Stored data
———
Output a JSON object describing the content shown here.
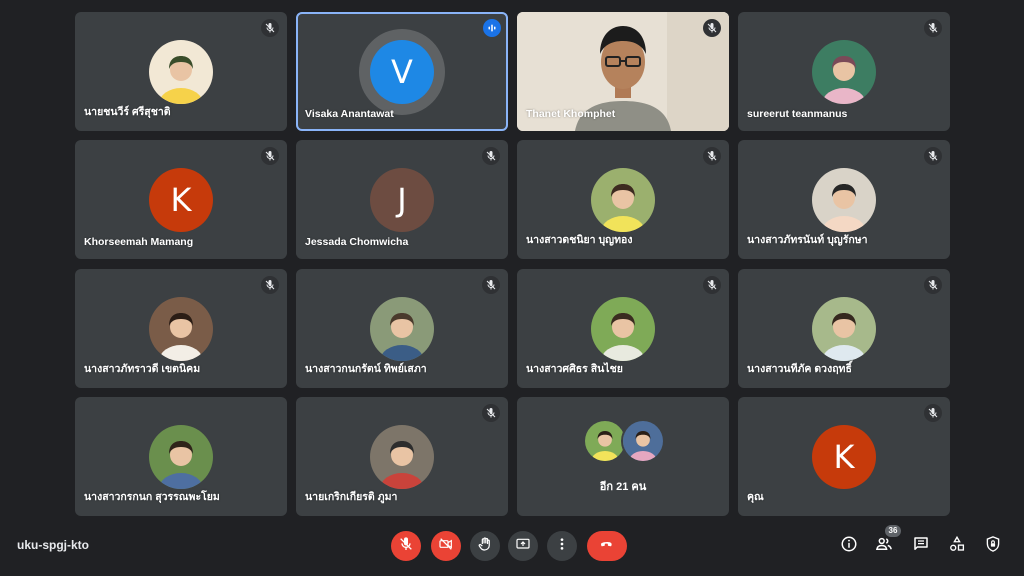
{
  "meeting": {
    "code": "uku-spgj-kto"
  },
  "participants": [
    {
      "name": "นายชนวีร์ ศรีสุชาติ",
      "avatar": "photo",
      "icon": "mic-off-icon"
    },
    {
      "name": "Visaka Anantawat",
      "avatar": "letter",
      "letter": "V",
      "color": "#1e88e5",
      "speaking": true,
      "icon": "audio-wave-icon"
    },
    {
      "name": "Thanet Khomphet",
      "avatar": "video",
      "icon": "mic-off-icon"
    },
    {
      "name": "sureerut teanmanus",
      "avatar": "photo",
      "icon": "mic-off-icon"
    },
    {
      "name": "Khorseemah Mamang",
      "avatar": "letter",
      "letter": "K",
      "color": "#c63a0b",
      "icon": "mic-off-icon"
    },
    {
      "name": "Jessada Chomwicha",
      "avatar": "letter",
      "letter": "J",
      "color": "#6d4c41",
      "icon": "mic-off-icon"
    },
    {
      "name": "นางสาวดชนิยา บุญทอง",
      "avatar": "photo",
      "icon": "mic-off-icon"
    },
    {
      "name": "นางสาวภัทรนันท์ บุญรักษา",
      "avatar": "photo",
      "icon": "mic-off-icon"
    },
    {
      "name": "นางสาวภัทราวดี เขตนิคม",
      "avatar": "photo",
      "icon": "mic-off-icon"
    },
    {
      "name": "นางสาวกนกรัตน์ ทิพย์เสภา",
      "avatar": "photo",
      "icon": "mic-off-icon"
    },
    {
      "name": "นางสาวศศิธร สินไชย",
      "avatar": "photo",
      "icon": "mic-off-icon"
    },
    {
      "name": "นางสาวนทีภัค ดวงฤทธิ์",
      "avatar": "photo",
      "icon": "mic-off-icon"
    },
    {
      "name": "นางสาวกรกนก สุวรรณพะโยม",
      "avatar": "photo"
    },
    {
      "name": "นายเกริกเกียรติ ภูมา",
      "avatar": "photo",
      "icon": "mic-off-icon"
    },
    {
      "name": "อีก 21 คน",
      "avatar": "others"
    },
    {
      "name": "คุณ",
      "avatar": "letter",
      "letter": "K",
      "color": "#c63a0b",
      "icon": "mic-off-icon"
    }
  ],
  "controls": {
    "mic": {
      "icon": "mic-off-icon",
      "state": "off",
      "color": "#ea4335"
    },
    "camera": {
      "icon": "camera-off-icon",
      "state": "off",
      "color": "#ea4335"
    },
    "raise_hand": {
      "icon": "hand-icon"
    },
    "present": {
      "icon": "present-screen-icon"
    },
    "more": {
      "icon": "more-vert-icon"
    },
    "leave": {
      "icon": "hang-up-icon",
      "color": "#ea4335"
    }
  },
  "right_tools": {
    "info": {
      "icon": "info-icon"
    },
    "people": {
      "icon": "people-icon",
      "count": "36"
    },
    "chat": {
      "icon": "chat-icon"
    },
    "activities": {
      "icon": "activities-icon"
    },
    "host_controls": {
      "icon": "shield-lock-icon"
    }
  }
}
———
Requirements: Without the pictures, write out all of the material exactly.

Exercise response:
Output a JSON object describing the content shown here.
{
  "meeting": {
    "code": "uku-spgj-kto"
  },
  "participants": [
    {
      "name": "นายชนวีร์ ศรีสุชาติ",
      "avatar": "photo",
      "icon": "mic-off-icon"
    },
    {
      "name": "Visaka Anantawat",
      "avatar": "letter",
      "letter": "V",
      "color": "#1e88e5",
      "speaking": true,
      "icon": "audio-wave-icon"
    },
    {
      "name": "Thanet Khomphet",
      "avatar": "video",
      "icon": "mic-off-icon"
    },
    {
      "name": "sureerut teanmanus",
      "avatar": "photo",
      "icon": "mic-off-icon"
    },
    {
      "name": "Khorseemah Mamang",
      "avatar": "letter",
      "letter": "K",
      "color": "#c63a0b",
      "icon": "mic-off-icon"
    },
    {
      "name": "Jessada Chomwicha",
      "avatar": "letter",
      "letter": "J",
      "color": "#6d4c41",
      "icon": "mic-off-icon"
    },
    {
      "name": "นางสาวดชนิยา บุญทอง",
      "avatar": "photo",
      "icon": "mic-off-icon"
    },
    {
      "name": "นางสาวภัทรนันท์ บุญรักษา",
      "avatar": "photo",
      "icon": "mic-off-icon"
    },
    {
      "name": "นางสาวภัทราวดี เขตนิคม",
      "avatar": "photo",
      "icon": "mic-off-icon"
    },
    {
      "name": "นางสาวกนกรัตน์ ทิพย์เสภา",
      "avatar": "photo",
      "icon": "mic-off-icon"
    },
    {
      "name": "นางสาวศศิธร สินไชย",
      "avatar": "photo",
      "icon": "mic-off-icon"
    },
    {
      "name": "นางสาวนทีภัค ดวงฤทธิ์",
      "avatar": "photo",
      "icon": "mic-off-icon"
    },
    {
      "name": "นางสาวกรกนก สุวรรณพะโยม",
      "avatar": "photo"
    },
    {
      "name": "นายเกริกเกียรติ ภูมา",
      "avatar": "photo",
      "icon": "mic-off-icon"
    },
    {
      "name": "อีก 21 คน",
      "avatar": "others"
    },
    {
      "name": "คุณ",
      "avatar": "letter",
      "letter": "K",
      "color": "#c63a0b",
      "icon": "mic-off-icon"
    }
  ],
  "controls": {
    "mic": {
      "icon": "mic-off-icon",
      "state": "off",
      "color": "#ea4335"
    },
    "camera": {
      "icon": "camera-off-icon",
      "state": "off",
      "color": "#ea4335"
    },
    "raise_hand": {
      "icon": "hand-icon"
    },
    "present": {
      "icon": "present-screen-icon"
    },
    "more": {
      "icon": "more-vert-icon"
    },
    "leave": {
      "icon": "hang-up-icon",
      "color": "#ea4335"
    }
  },
  "right_tools": {
    "info": {
      "icon": "info-icon"
    },
    "people": {
      "icon": "people-icon",
      "count": "36"
    },
    "chat": {
      "icon": "chat-icon"
    },
    "activities": {
      "icon": "activities-icon"
    },
    "host_controls": {
      "icon": "shield-lock-icon"
    }
  }
}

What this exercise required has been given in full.